++++ Record set ++++

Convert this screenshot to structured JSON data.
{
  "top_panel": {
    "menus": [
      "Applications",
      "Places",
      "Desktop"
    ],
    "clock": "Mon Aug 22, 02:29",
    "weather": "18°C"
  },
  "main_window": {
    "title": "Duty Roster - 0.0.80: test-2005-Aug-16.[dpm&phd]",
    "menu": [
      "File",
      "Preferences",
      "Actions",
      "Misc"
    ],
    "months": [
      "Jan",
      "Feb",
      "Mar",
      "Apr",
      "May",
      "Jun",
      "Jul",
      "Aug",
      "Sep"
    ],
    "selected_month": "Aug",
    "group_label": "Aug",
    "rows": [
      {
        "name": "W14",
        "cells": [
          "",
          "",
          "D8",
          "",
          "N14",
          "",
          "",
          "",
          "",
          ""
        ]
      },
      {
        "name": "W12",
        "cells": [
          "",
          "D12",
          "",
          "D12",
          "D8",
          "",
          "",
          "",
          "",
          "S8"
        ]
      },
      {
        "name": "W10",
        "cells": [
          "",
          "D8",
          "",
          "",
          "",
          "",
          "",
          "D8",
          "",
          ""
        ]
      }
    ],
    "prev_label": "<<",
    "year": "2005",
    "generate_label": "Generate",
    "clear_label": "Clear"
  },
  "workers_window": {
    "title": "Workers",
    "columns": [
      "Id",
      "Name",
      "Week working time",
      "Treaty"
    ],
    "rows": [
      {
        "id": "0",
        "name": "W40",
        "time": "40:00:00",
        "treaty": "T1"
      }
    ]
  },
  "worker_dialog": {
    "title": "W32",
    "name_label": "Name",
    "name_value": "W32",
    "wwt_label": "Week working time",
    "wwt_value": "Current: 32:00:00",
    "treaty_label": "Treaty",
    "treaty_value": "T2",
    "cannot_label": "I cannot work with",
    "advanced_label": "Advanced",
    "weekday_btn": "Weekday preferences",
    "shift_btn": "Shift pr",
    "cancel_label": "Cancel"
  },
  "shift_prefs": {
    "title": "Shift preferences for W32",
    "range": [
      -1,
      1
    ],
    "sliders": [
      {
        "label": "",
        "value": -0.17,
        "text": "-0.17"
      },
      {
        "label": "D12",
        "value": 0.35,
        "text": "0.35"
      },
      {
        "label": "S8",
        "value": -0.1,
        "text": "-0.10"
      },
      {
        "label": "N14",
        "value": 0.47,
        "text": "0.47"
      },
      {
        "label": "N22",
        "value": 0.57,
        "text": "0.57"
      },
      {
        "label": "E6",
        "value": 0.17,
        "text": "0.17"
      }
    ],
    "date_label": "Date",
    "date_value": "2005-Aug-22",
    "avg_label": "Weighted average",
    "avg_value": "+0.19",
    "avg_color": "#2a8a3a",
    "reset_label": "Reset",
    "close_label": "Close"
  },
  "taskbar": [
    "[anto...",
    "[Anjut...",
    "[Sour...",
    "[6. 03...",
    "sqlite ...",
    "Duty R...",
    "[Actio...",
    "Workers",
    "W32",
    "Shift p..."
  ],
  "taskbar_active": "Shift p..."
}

++++

What to do:
Write out the material from the first line to the last, exactly.

Task answer:
Convert this screenshot to structured JSON data.
{
  "top_panel": {
    "menus": [
      "Applications",
      "Places",
      "Desktop"
    ],
    "clock": "Mon Aug 22, 02:29",
    "weather": "18°C"
  },
  "main_window": {
    "title": "Duty Roster - 0.0.80: test-2005-Aug-16.[dpm&phd]",
    "menu": [
      "File",
      "Preferences",
      "Actions",
      "Misc"
    ],
    "months": [
      "Jan",
      "Feb",
      "Mar",
      "Apr",
      "May",
      "Jun",
      "Jul",
      "Aug",
      "Sep"
    ],
    "selected_month": "Aug",
    "group_label": "Aug",
    "rows": [
      {
        "name": "W14",
        "cells": [
          "",
          "",
          "D8",
          "",
          "N14",
          "",
          "",
          "",
          "",
          ""
        ]
      },
      {
        "name": "W12",
        "cells": [
          "",
          "D12",
          "",
          "D12",
          "D8",
          "",
          "",
          "",
          "",
          "S8"
        ]
      },
      {
        "name": "W10",
        "cells": [
          "",
          "D8",
          "",
          "",
          "",
          "",
          "",
          "D8",
          "",
          ""
        ]
      }
    ],
    "prev_label": "<<",
    "year": "2005",
    "generate_label": "Generate",
    "clear_label": "Clear"
  },
  "workers_window": {
    "title": "Workers",
    "columns": [
      "Id",
      "Name",
      "Week working time",
      "Treaty"
    ],
    "rows": [
      {
        "id": "0",
        "name": "W40",
        "time": "40:00:00",
        "treaty": "T1"
      }
    ]
  },
  "worker_dialog": {
    "title": "W32",
    "name_label": "Name",
    "name_value": "W32",
    "wwt_label": "Week working time",
    "wwt_value": "Current: 32:00:00",
    "treaty_label": "Treaty",
    "treaty_value": "T2",
    "cannot_label": "I cannot work with",
    "advanced_label": "Advanced",
    "weekday_btn": "Weekday preferences",
    "shift_btn": "Shift pr",
    "cancel_label": "Cancel"
  },
  "shift_prefs": {
    "title": "Shift preferences for W32",
    "range": [
      -1,
      1
    ],
    "sliders": [
      {
        "label": "",
        "value": -0.17,
        "text": "-0.17"
      },
      {
        "label": "D12",
        "value": 0.35,
        "text": "0.35"
      },
      {
        "label": "S8",
        "value": -0.1,
        "text": "-0.10"
      },
      {
        "label": "N14",
        "value": 0.47,
        "text": "0.47"
      },
      {
        "label": "N22",
        "value": 0.57,
        "text": "0.57"
      },
      {
        "label": "E6",
        "value": 0.17,
        "text": "0.17"
      }
    ],
    "date_label": "Date",
    "date_value": "2005-Aug-22",
    "avg_label": "Weighted average",
    "avg_value": "+0.19",
    "avg_color": "#2a8a3a",
    "reset_label": "Reset",
    "close_label": "Close"
  },
  "taskbar": [
    "[anto...",
    "[Anjut...",
    "[Sour...",
    "[6. 03...",
    "sqlite ...",
    "Duty R...",
    "[Actio...",
    "Workers",
    "W32",
    "Shift p..."
  ],
  "taskbar_active": "Shift p..."
}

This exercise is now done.